[Bounding box annotations]
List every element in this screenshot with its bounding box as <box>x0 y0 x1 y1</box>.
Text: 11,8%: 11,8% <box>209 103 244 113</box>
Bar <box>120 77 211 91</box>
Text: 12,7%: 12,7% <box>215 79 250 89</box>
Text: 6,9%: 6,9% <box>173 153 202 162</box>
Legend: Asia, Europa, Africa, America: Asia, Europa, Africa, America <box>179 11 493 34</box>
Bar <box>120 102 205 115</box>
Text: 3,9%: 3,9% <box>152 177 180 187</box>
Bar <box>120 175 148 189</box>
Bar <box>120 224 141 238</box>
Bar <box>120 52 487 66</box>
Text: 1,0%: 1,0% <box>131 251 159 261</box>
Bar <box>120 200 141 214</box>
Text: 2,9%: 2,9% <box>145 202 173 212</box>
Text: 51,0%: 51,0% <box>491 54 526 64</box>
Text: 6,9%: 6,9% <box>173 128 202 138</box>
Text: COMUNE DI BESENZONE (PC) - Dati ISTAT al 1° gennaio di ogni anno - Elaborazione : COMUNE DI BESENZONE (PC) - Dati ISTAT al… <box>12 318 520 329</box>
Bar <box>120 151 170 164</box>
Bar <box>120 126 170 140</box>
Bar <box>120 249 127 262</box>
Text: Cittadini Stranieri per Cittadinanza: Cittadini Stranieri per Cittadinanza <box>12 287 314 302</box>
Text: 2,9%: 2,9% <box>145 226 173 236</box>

__Objective__.
Please rewrite all of the data above, replacing every "Bar" with "Rectangle" and leaving everything else unchanged.

__Task answer__.
List every element in this screenshot with its bounding box as <box>x0 y0 x1 y1</box>.
Text: 11,8%: 11,8% <box>209 103 244 113</box>
Rectangle <box>120 77 211 91</box>
Text: 12,7%: 12,7% <box>215 79 250 89</box>
Text: 6,9%: 6,9% <box>173 153 202 162</box>
Legend: Asia, Europa, Africa, America: Asia, Europa, Africa, America <box>179 11 493 34</box>
Rectangle <box>120 102 205 115</box>
Text: 3,9%: 3,9% <box>152 177 180 187</box>
Rectangle <box>120 175 148 189</box>
Rectangle <box>120 224 141 238</box>
Rectangle <box>120 52 487 66</box>
Text: 1,0%: 1,0% <box>131 251 159 261</box>
Rectangle <box>120 200 141 214</box>
Text: 2,9%: 2,9% <box>145 202 173 212</box>
Text: 51,0%: 51,0% <box>491 54 526 64</box>
Text: 6,9%: 6,9% <box>173 128 202 138</box>
Text: COMUNE DI BESENZONE (PC) - Dati ISTAT al 1° gennaio di ogni anno - Elaborazione : COMUNE DI BESENZONE (PC) - Dati ISTAT al… <box>12 318 520 329</box>
Rectangle <box>120 151 170 164</box>
Rectangle <box>120 126 170 140</box>
Rectangle <box>120 249 127 262</box>
Text: Cittadini Stranieri per Cittadinanza: Cittadini Stranieri per Cittadinanza <box>12 287 314 302</box>
Text: 2,9%: 2,9% <box>145 226 173 236</box>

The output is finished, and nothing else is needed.